Problem details =>
For each line in the data below that holds "草履サイズ", return a copy.

Raw records:
(begin)
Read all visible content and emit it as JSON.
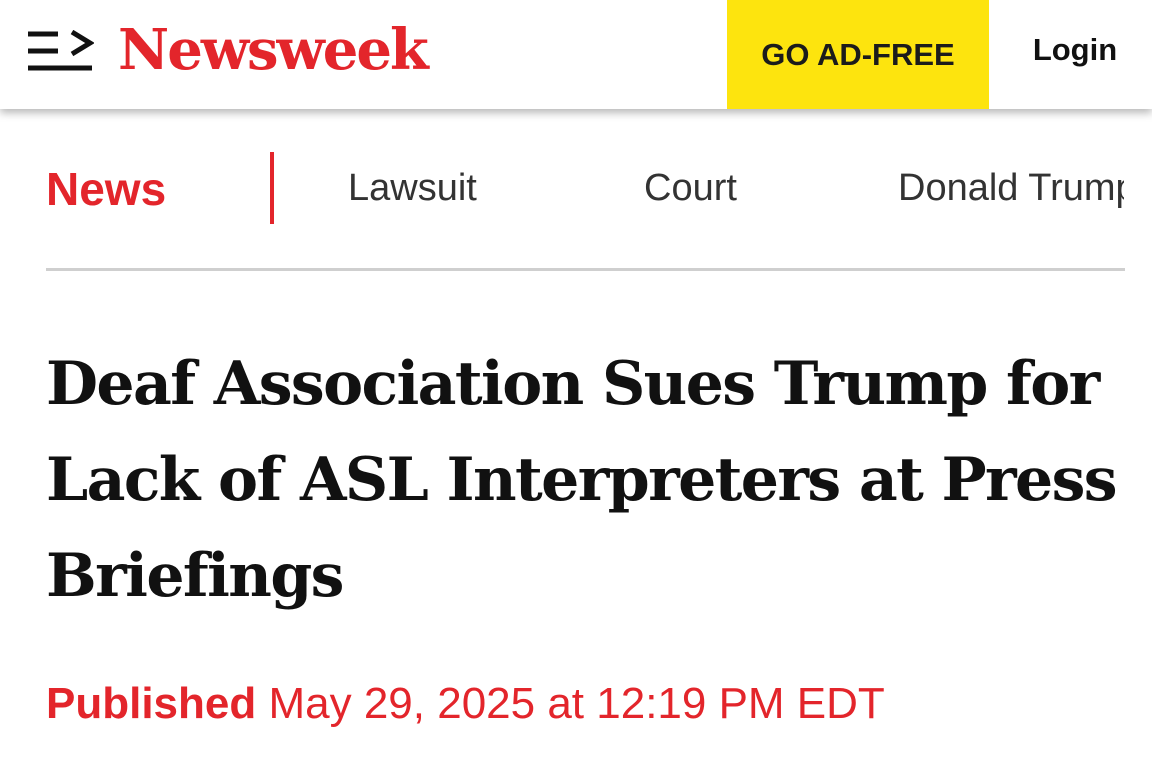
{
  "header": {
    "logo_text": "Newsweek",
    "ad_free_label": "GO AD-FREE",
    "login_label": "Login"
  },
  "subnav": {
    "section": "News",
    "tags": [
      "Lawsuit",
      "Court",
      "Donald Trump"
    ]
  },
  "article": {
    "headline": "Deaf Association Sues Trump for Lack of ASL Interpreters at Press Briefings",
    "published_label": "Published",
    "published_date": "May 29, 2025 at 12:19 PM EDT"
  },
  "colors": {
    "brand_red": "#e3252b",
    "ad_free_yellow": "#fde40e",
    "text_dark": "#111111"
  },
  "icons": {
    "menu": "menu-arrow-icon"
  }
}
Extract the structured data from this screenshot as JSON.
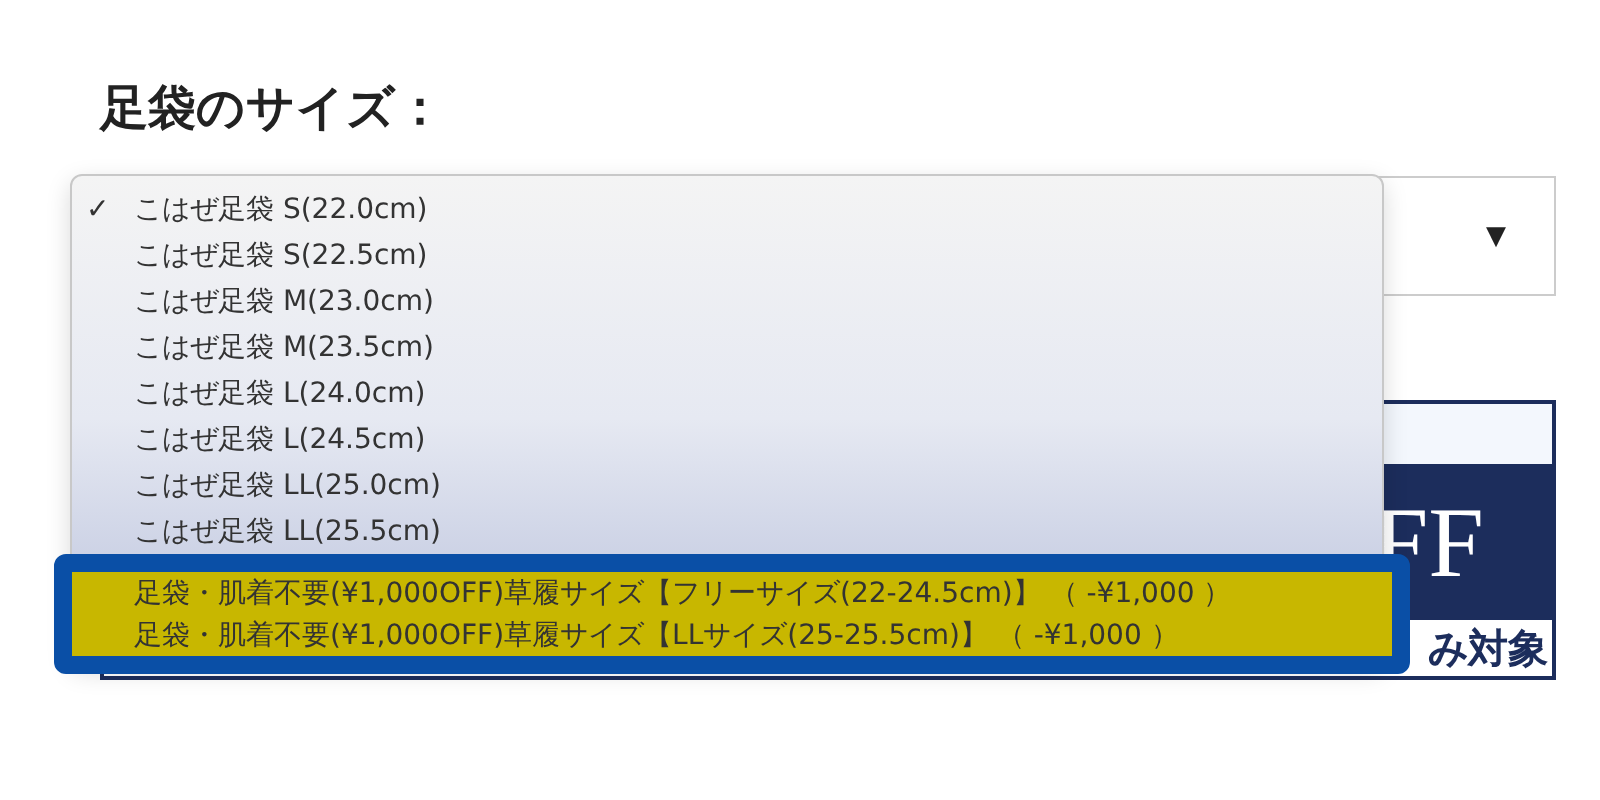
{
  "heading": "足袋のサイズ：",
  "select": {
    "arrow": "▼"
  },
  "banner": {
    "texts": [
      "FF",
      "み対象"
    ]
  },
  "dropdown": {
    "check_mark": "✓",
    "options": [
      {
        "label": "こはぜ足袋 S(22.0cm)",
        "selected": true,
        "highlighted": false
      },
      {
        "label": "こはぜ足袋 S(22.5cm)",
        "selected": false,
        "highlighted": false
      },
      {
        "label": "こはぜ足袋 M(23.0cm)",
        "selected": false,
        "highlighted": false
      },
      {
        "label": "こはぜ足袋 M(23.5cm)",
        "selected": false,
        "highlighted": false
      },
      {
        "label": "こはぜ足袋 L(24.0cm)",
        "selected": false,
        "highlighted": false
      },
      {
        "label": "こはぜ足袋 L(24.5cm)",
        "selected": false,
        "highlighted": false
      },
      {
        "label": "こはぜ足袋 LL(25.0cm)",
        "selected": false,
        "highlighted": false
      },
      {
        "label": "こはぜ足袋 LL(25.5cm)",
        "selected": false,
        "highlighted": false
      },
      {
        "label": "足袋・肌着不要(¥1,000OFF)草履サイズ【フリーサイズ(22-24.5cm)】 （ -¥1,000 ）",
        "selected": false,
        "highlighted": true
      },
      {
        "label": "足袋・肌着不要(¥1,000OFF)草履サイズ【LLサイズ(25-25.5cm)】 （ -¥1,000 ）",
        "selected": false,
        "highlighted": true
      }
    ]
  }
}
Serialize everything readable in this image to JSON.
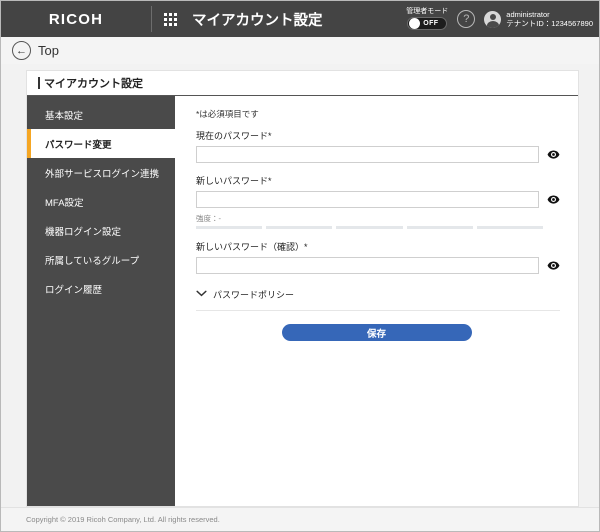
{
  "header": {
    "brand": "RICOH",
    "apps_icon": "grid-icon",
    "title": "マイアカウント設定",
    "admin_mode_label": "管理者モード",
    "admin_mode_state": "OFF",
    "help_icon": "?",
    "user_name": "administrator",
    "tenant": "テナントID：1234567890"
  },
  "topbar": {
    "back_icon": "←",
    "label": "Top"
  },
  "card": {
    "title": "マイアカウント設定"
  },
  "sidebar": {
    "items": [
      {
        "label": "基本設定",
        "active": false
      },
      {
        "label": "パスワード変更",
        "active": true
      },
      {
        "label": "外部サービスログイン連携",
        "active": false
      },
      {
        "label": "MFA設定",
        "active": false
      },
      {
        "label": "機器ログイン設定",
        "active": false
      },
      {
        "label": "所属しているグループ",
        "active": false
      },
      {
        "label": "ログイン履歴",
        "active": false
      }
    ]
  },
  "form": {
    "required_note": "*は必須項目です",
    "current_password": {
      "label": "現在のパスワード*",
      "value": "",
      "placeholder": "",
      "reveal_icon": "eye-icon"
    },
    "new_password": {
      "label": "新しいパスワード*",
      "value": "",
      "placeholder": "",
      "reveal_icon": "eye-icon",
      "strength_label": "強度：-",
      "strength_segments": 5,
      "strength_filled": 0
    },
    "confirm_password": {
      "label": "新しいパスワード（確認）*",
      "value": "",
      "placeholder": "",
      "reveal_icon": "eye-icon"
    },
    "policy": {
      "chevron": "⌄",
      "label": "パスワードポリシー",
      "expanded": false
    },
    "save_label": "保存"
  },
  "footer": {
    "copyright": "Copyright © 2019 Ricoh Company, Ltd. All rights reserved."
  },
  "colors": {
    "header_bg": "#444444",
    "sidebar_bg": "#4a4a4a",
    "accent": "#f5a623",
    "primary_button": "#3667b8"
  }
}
(end)
Answer to this problem =>
        "label": "足袋・肌着不要(¥1,000OFF)草履サイズ【フリーサイズ(22-24.5cm)】 （ -¥1,000 ）",
        "label": "足袋・肌着不要(¥1,000OFF)草履サイズ【LLサイズ(25-25.5cm)】 （ -¥1,000 ）",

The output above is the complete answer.